-- Текст для чтения --

------------------------------------------------------------

Между тем «Основные направления деятельности правительства Российской Федерации на период до 2018 года», утвержденные председателем правительства Дмитрием Медведевым 14 мая 2015 года, по-прежнему не предусматривают конкретных мер по стимулированию импортозамещения. Фактически идеология и риторика правительства осталась прежними – предполагается создать комфортные условия для производства, и оно само вырастет. Эта же экономическая философия была воспроизведена правительственными чиновниками на XIX Петербургском международном экономическом форуме. На фоне запросов бизнеса на внятную государственную экономическую политику с четкими ориентирами вплоть до народнохозяйственных планов, от правительства вновь слышны ритуальные заклинания про важность институтов для экономического роста. Однако это принципиальная ошибка – само по себе производство в нынешних условиях не вырастет; его надо целевым образом выращивать, что возможно только в рамках мобилизационной экономики. Концептуальная беспомощность правительственных экономистов связана с безраздельным господством в их среде морально устаревших и неадекватных современным реалиям экономических теорий неолиберального толка.
В последнее время обострились идейные споры о выборе альтернативного пути развития. Несмотря на «тектонические процессы глобальной трансформации», происходящие в последние годы, неолиберальный экономический курс, осуществляемый финансово-экономическим блоком правительства, зиждется на двух абсолютно устаревших доктринах – монетаризме и экономике предложения. В настоящее время прагматическая суть этих теорий, закрепленная в «Вашингтонском консенсусе», по-прежнему используется для контроля экономической политики России. Например, Владимир Мау и Алексей Улюкаев недвусмысленно утверждают: «…опасно применительно к развивающимся странам делать вывод о целесообразности отказа от базовых принципов "Вашингтонского консенсуса", то есть снятия с повестки дня вопросов макроэкономической стабильности и обеспечения благоприятного предпринимательского климата» (В. Мау, А. Улюкаев. Глобальный кризис и тенденции экономического развития. Вопросы экономики, № 11, 2014, с. 16).
Как известно, монетарная доктрина составила главный символ веры гайдаровских реформ. Но до сих пор, несмотря на многократную компрометацию основных положений монетаризма применительно к российской практике, он остается в арсенале идеологем экономической политики. Последними проявлениями неадекватности монетарной доктрины в деятельности ЦБ России стали печально известные инициативы осени 2014 года о переходе к таргетированию инфляции при отпуске курса рубля в свободное плавание. Абсурдность такой политики была немедленно выявлена на практике. Высокая импортная зависимость российской экономики вкупе с обвалом рубля (всецело по вине того же руководства ЦБР) разогнали инфляцию до двузначных значений. Сопутствующее повышение ключевой ставки ЦБ до 17%, якобы для сдерживания инфляции, привело к лавинообразному сокращению кредитной активности банковской системы, параличу инвестиций в реальном секторе. А в основе этого ожидаемого провала – ложная идея монетаризма о возможности управления денежной сферой с помощью примитивных средств контроля за денежной массой.

------------------------------------------------------------

-- Что нужно сделать --
(a) Определите, соответствуют ли тексту об экономической политике следующие утверждения: (i) «Основные направления деятельности правительства Российской Федерации на период до 2018 года» утверждены 14 мая 2015 года; (ii) ЦБ повысил ключевую ставку до 15%; (iii) монетарная доктрина была главным символом веры гайдаровских реформ. На каждое ответьте «да» или «нет» и приведите решающие слова текста в точной цитате.
(b) Продолжите текст об экономической политике, начав сразу после его последнего предложения.
Следующие материалы взяты из другого источника.

------------------------------------------------------------

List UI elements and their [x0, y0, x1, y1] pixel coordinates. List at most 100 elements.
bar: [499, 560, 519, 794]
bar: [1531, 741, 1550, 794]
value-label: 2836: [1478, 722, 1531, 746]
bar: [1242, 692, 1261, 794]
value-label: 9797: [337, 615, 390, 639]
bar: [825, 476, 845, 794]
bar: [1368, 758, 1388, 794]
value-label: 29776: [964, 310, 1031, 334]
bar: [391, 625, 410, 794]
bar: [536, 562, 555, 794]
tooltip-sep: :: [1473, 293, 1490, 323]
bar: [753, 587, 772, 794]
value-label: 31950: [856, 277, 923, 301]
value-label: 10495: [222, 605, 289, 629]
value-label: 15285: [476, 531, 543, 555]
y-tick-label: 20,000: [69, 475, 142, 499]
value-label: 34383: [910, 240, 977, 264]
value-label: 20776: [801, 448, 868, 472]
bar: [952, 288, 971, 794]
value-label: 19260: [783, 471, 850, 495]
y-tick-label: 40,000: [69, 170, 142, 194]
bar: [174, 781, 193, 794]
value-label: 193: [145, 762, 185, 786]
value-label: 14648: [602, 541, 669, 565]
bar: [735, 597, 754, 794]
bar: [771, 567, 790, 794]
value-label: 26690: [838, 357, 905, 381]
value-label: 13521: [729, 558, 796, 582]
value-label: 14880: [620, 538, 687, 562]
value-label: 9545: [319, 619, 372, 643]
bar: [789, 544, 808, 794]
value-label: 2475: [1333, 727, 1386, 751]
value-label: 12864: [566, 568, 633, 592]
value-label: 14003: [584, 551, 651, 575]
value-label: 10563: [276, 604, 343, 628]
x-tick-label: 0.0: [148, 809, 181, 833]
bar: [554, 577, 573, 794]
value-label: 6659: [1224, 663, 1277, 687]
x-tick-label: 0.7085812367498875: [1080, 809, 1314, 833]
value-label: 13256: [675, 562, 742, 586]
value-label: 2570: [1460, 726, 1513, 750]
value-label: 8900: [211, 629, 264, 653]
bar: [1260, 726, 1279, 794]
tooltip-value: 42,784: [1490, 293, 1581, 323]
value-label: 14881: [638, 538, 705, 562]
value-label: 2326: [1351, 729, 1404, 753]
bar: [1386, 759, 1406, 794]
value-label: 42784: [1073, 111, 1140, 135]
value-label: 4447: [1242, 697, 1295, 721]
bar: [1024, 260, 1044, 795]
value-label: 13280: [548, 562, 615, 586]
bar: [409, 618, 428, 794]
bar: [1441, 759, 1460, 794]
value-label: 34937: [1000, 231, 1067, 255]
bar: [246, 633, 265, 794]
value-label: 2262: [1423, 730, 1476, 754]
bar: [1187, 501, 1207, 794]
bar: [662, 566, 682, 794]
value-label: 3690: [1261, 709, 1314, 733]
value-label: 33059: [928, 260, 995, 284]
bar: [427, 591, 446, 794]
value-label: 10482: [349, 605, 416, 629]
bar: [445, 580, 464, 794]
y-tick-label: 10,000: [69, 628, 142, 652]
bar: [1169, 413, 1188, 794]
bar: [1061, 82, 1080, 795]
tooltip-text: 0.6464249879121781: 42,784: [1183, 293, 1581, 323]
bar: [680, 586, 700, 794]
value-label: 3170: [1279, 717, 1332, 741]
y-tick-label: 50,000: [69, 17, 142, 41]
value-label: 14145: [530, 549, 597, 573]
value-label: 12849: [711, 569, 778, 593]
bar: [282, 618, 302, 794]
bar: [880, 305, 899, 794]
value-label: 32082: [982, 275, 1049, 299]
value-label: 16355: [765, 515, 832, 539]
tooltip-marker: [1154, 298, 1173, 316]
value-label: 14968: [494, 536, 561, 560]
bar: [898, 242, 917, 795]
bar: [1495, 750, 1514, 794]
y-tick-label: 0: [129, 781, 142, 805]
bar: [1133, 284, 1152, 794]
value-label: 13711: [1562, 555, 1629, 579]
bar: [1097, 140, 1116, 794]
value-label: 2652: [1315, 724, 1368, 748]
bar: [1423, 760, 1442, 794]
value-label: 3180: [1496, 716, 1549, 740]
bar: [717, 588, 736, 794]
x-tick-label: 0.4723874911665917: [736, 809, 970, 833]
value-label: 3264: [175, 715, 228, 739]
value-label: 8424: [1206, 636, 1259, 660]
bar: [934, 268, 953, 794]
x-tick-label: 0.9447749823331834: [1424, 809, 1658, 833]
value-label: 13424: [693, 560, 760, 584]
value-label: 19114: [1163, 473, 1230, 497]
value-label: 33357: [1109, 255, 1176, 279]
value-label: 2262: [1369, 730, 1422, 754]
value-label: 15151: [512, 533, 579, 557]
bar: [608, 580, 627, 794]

------------------------------------------------------------

-- Ответы к упражнению --
(a)
(i) Да: «утвержденные председателем правительства Дмитрием Медведевым 14 мая 2015 года».
(ii) Нет: «Сопутствующее повышение ключевой ставки ЦБ до 17%».
(iii) Да: «монетарная доктрина составила главный символ веры гайдаровских реформ».

(b)
Другой несостоятельной доктриной, лежащей в основе современного управления экономикой России, является так называемая «экономика предложения». Основной смысл этой теории сводится к ослаблению административных ограничений для ведения бизнеса, снижению государственного регулирования экономикой для высвобождения предпринимательской инициативы, стимулирования инвестиций и экономического роста.
Основные реформаторские инициативы правительства, осуществленные в русле «экономики предложения» в последние годы (административная реформа, монетизация льгот, дальнейшая приватизация и попытки расчленения естественных монополий, сокращение государственного аппарата, снижение административных барьеров для бизнеса на рынках, либерализация сферы социальных услуг, бесконечные мероприятия по поддержке малого бизнеса, и пр.) направлены, по мнению их авторов, на улучшение инвестиционного климата в стране, активизацию предпринимательского потенциала, создание рабочих мест и пр. Однако парадоксальным образом, все эти мероприятия по снижению роли государства приводили к дальнейшему росту бюрократизма государственного аппарата.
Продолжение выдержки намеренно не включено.